Exercise:
Look over the lines below. Report each one that includes the string "coalition".

Task inputs:
------

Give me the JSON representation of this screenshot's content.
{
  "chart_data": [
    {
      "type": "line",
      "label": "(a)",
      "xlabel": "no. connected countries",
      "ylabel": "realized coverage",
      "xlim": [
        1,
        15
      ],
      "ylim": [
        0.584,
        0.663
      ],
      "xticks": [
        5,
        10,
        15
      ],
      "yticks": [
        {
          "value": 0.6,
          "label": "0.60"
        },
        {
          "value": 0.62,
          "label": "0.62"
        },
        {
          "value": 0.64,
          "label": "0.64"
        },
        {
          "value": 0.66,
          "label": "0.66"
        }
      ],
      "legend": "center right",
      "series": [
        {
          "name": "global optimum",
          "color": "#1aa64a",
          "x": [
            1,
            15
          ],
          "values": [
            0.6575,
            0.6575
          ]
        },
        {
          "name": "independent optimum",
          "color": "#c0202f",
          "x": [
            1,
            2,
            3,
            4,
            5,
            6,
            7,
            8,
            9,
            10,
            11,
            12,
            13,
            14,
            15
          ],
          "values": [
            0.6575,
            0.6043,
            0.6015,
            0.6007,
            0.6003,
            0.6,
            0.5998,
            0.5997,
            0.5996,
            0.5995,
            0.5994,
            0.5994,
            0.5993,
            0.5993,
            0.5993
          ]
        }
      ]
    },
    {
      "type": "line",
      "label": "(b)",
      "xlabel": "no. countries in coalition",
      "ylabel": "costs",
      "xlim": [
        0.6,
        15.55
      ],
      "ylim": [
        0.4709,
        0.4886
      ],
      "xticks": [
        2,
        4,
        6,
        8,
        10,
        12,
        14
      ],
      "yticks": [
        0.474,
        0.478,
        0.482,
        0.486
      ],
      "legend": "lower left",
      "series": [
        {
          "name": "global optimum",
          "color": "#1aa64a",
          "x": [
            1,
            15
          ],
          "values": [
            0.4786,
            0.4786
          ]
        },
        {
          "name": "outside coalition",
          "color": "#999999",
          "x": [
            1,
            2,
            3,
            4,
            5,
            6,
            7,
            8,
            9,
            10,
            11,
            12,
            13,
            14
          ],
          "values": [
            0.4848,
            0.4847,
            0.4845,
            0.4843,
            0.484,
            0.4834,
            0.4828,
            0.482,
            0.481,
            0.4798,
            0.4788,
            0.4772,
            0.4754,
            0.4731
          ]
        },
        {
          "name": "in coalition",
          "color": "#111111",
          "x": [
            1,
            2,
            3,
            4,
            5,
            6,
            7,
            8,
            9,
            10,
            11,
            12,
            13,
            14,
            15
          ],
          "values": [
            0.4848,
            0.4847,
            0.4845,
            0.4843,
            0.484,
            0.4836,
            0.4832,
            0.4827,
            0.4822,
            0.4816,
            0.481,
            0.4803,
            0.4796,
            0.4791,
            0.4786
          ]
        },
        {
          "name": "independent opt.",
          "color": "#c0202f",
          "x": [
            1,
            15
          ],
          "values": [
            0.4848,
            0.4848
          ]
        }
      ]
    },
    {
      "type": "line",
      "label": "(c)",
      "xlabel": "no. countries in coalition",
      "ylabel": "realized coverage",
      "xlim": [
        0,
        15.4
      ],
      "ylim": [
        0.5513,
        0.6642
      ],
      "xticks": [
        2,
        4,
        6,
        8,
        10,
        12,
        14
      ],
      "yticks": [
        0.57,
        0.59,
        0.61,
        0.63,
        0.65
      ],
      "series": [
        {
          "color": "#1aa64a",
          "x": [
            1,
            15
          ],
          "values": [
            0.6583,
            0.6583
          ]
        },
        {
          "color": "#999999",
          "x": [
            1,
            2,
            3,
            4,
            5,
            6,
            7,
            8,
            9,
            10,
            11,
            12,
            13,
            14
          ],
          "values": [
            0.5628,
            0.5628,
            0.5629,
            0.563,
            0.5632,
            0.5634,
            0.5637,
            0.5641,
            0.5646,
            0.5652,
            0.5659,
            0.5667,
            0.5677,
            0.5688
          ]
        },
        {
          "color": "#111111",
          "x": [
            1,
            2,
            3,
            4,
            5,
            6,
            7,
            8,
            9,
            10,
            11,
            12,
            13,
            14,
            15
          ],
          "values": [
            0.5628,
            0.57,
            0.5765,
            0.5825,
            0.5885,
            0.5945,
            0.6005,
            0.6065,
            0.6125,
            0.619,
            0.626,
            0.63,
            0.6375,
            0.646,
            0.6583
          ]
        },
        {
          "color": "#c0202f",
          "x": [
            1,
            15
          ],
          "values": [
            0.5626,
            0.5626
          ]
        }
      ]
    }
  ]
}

------

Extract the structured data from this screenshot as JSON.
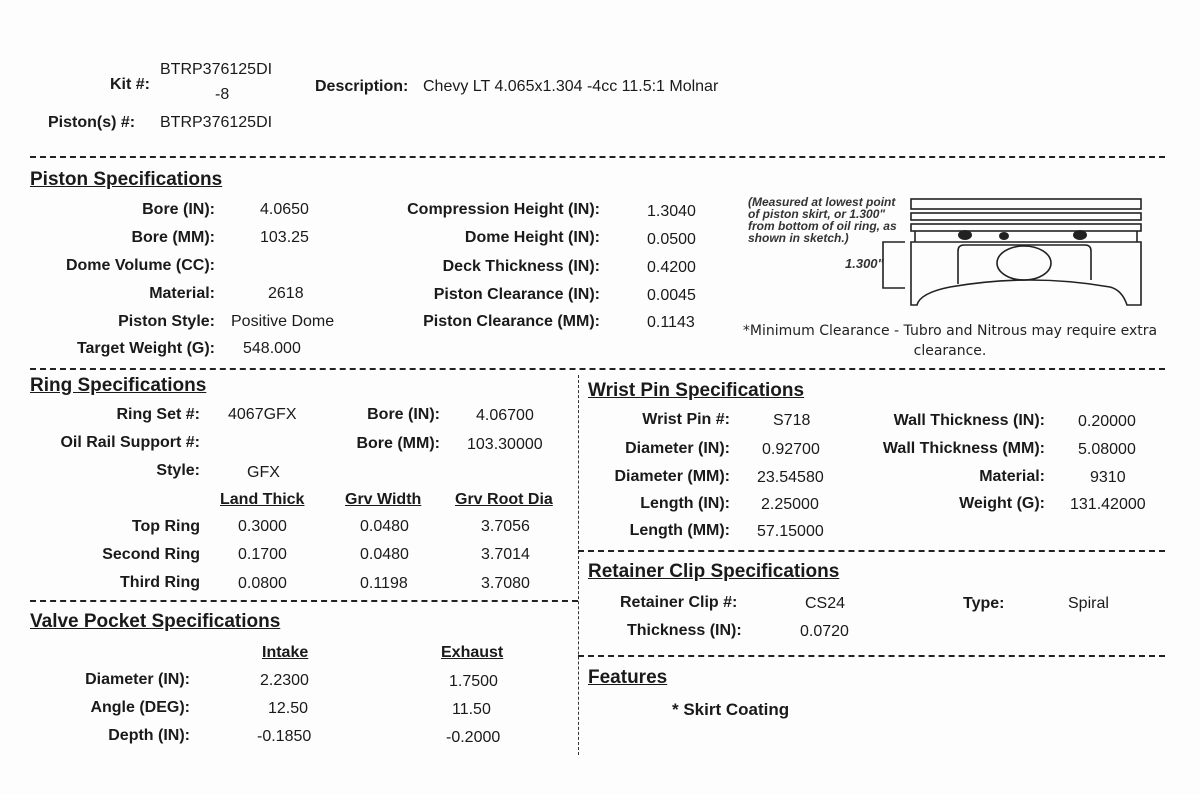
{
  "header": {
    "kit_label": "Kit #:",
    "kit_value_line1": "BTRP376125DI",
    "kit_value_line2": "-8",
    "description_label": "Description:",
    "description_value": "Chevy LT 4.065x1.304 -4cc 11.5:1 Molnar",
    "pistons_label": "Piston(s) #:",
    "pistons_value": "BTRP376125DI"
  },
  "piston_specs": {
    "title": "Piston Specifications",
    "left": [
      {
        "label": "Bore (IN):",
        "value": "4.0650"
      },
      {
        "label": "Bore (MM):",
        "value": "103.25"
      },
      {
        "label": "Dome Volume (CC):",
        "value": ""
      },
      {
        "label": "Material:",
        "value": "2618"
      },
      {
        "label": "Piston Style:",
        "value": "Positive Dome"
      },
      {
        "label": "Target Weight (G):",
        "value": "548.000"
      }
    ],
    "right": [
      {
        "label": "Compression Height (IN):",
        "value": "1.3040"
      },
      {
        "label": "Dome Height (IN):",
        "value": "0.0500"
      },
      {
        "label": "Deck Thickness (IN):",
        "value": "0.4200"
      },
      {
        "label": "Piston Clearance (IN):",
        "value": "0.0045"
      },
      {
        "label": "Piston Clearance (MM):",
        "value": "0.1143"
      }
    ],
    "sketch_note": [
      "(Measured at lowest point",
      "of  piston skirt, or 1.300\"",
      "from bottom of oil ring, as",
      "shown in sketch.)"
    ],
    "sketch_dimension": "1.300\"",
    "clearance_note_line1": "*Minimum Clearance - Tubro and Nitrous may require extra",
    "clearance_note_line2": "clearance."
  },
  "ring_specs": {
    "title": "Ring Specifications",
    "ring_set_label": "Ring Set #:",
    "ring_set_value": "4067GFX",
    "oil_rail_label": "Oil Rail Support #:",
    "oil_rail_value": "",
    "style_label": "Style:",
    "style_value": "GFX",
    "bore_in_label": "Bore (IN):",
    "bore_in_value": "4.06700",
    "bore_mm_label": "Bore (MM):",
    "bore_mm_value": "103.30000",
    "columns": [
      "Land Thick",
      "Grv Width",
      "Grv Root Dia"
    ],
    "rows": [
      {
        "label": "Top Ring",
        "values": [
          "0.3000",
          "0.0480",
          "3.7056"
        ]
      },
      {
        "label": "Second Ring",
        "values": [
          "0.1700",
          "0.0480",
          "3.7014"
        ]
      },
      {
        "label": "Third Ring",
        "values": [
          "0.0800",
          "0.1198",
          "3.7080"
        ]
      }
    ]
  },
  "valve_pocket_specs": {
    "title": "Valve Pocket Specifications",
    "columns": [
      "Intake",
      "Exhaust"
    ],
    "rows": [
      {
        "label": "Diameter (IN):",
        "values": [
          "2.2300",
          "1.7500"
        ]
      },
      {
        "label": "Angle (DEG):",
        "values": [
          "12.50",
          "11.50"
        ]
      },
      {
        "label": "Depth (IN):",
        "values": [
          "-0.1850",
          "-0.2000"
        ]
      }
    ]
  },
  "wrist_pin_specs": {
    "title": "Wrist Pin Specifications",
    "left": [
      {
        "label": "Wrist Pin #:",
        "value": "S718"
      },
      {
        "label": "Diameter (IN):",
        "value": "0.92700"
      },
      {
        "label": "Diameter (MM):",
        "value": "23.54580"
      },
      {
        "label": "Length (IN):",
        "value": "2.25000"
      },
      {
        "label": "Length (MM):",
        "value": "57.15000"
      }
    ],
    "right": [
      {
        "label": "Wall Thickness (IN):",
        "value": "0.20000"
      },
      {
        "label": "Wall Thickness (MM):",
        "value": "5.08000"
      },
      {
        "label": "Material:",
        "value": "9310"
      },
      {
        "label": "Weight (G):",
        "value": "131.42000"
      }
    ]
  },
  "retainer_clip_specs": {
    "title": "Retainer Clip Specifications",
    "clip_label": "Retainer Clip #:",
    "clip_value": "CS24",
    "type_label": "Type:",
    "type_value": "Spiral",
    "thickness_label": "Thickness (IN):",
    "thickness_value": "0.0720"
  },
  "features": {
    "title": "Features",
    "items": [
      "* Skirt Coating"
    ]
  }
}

------

Reply:
      "xlabel": "no. countries in coalition",
          "name": "outside coalition",
          "name": "in coalition",
      "xlabel": "no. countries in coalition",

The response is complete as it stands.